---- RECORDS FOR THE TASK

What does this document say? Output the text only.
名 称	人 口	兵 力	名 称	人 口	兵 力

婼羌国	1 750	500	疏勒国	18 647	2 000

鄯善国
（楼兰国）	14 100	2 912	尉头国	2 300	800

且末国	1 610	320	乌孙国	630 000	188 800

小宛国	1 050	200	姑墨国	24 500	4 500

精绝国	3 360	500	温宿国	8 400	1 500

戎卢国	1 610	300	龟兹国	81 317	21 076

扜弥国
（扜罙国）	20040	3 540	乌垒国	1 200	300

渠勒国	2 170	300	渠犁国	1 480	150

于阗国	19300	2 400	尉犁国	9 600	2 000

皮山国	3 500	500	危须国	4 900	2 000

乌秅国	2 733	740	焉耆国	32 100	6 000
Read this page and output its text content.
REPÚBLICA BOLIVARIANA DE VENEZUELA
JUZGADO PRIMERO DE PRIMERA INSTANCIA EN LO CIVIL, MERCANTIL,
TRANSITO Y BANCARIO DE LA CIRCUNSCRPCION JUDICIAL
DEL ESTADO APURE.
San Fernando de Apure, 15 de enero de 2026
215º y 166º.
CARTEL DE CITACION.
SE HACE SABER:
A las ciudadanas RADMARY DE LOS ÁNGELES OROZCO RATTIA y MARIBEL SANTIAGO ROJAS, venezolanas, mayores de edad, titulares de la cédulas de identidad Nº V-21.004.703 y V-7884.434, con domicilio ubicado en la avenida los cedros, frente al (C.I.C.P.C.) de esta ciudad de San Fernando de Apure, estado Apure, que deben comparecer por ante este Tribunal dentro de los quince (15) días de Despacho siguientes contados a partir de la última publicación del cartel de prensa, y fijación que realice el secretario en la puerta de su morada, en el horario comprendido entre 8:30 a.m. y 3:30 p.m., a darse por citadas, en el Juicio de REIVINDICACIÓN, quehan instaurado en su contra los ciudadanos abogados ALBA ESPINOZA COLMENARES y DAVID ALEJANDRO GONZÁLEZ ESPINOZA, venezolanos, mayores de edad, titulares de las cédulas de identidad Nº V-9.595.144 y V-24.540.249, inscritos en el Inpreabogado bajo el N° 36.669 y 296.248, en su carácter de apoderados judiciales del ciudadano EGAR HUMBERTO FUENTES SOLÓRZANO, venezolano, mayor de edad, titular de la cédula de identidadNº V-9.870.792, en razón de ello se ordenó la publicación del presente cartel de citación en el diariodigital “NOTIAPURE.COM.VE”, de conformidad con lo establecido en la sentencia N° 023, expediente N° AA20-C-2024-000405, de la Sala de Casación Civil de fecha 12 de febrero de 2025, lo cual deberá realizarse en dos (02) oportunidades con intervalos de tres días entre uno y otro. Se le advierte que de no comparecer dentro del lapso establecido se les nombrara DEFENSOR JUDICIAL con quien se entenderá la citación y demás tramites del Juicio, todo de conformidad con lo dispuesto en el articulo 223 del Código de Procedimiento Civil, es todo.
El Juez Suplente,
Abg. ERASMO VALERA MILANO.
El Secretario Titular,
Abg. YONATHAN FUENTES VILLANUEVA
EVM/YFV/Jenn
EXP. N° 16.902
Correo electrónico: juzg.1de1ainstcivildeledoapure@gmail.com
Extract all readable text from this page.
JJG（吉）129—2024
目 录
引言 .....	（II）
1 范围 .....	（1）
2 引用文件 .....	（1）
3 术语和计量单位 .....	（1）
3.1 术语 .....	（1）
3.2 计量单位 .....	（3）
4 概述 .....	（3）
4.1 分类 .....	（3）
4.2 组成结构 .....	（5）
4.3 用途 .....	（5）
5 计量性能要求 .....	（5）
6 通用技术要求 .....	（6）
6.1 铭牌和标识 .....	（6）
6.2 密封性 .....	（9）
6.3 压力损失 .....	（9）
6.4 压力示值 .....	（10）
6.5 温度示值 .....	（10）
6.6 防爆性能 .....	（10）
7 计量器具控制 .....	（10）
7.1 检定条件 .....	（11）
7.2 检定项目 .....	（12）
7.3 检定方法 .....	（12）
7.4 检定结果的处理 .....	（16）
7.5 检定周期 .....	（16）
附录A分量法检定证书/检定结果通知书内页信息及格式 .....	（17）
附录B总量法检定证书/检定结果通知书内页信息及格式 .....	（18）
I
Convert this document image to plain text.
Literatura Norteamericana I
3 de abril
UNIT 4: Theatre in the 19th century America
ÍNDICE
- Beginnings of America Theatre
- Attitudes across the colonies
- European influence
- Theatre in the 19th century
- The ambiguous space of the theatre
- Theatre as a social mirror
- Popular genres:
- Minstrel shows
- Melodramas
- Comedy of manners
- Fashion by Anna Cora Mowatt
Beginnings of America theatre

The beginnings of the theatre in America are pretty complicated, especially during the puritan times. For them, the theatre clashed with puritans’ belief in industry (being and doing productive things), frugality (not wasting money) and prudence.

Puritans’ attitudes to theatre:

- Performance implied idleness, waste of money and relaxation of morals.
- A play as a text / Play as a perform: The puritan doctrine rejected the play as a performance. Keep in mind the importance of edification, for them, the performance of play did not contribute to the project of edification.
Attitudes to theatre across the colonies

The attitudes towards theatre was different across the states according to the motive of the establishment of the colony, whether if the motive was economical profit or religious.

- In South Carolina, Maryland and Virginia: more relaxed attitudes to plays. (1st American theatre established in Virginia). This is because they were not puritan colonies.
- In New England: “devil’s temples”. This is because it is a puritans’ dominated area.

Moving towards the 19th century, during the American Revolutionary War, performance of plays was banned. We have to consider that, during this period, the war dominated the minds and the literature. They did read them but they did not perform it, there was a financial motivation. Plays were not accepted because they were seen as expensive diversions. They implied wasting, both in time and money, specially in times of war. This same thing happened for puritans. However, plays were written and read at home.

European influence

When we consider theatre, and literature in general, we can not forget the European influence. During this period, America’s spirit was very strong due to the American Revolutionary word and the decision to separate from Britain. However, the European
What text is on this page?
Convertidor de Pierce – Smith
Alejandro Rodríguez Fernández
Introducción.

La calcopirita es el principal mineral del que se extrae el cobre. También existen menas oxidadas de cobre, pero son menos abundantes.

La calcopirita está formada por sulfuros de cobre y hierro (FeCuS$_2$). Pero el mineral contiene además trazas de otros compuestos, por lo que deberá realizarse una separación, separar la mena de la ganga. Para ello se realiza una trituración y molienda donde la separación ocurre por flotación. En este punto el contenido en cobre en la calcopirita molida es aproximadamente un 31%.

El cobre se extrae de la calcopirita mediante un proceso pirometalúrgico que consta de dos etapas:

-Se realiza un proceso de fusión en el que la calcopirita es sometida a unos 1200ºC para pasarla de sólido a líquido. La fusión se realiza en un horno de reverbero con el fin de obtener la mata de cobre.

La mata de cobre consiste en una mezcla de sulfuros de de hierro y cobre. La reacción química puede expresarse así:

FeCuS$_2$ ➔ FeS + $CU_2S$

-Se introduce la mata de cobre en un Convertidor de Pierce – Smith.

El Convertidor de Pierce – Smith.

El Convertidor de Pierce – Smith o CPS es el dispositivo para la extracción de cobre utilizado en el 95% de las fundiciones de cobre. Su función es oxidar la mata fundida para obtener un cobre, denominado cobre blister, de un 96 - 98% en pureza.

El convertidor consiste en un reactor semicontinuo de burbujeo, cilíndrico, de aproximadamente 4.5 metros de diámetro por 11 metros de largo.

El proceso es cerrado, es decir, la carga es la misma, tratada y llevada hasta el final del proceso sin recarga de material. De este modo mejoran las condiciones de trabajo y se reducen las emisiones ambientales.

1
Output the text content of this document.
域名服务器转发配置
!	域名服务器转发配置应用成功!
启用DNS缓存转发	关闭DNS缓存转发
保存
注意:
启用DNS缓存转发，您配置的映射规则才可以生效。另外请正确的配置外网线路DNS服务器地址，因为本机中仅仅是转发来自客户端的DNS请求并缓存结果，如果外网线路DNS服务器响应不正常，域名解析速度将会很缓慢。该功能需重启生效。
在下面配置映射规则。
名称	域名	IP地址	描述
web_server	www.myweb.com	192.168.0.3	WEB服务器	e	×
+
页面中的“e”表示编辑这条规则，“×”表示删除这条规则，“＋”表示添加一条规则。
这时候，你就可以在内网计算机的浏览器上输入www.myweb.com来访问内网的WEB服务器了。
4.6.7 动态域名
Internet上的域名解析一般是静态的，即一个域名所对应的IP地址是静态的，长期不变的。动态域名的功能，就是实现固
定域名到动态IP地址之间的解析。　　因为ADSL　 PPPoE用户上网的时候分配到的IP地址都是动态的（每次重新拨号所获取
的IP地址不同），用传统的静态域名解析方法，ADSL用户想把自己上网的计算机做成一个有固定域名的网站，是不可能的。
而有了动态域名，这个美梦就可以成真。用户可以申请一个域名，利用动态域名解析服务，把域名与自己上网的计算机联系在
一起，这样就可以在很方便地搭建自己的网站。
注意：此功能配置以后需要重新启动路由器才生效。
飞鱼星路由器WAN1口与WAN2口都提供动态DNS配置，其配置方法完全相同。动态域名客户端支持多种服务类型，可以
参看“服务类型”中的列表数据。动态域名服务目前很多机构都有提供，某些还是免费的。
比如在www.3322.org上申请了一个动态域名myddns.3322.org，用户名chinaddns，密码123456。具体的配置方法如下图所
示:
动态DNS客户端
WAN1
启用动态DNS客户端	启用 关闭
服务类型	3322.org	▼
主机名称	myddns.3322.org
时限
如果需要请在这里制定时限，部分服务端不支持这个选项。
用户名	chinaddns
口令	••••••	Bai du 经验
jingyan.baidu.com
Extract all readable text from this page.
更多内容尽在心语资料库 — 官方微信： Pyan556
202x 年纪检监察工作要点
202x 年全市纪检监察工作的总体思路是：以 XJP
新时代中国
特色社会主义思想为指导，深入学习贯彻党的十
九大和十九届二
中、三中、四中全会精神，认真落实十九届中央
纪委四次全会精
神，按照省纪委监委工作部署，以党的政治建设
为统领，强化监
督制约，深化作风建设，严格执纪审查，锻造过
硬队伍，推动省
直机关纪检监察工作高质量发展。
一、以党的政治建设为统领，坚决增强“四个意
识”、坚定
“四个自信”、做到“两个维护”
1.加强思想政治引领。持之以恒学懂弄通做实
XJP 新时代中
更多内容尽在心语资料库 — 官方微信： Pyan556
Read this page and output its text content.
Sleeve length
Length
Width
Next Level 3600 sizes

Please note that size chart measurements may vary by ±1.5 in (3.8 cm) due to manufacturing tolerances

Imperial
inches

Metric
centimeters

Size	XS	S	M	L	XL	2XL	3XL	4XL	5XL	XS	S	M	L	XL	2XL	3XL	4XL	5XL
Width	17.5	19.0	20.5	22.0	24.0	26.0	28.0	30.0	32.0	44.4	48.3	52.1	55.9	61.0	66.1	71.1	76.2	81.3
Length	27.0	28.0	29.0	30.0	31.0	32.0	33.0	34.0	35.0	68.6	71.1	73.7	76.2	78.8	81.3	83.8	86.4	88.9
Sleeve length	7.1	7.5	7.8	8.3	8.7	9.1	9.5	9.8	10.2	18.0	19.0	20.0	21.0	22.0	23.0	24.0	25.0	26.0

--------

Pull out all lines of the data with the string "FeCuS".

La calcopirita está formada por sulfuros de cobre y hierro (FeCuS$_2$). Pero el mineral contiene además trazas de otros compuestos, por lo que deberá realizarse una separación, separar la mena de la ganga. Para ello se realiza una trituración y molienda donde la separación ocurre por flotación. En este punto el contenido en cobre en la calcopirita molida es aproximadamente un 31%.
FeCuS$_2$ ➔ FeS + $CU_2S$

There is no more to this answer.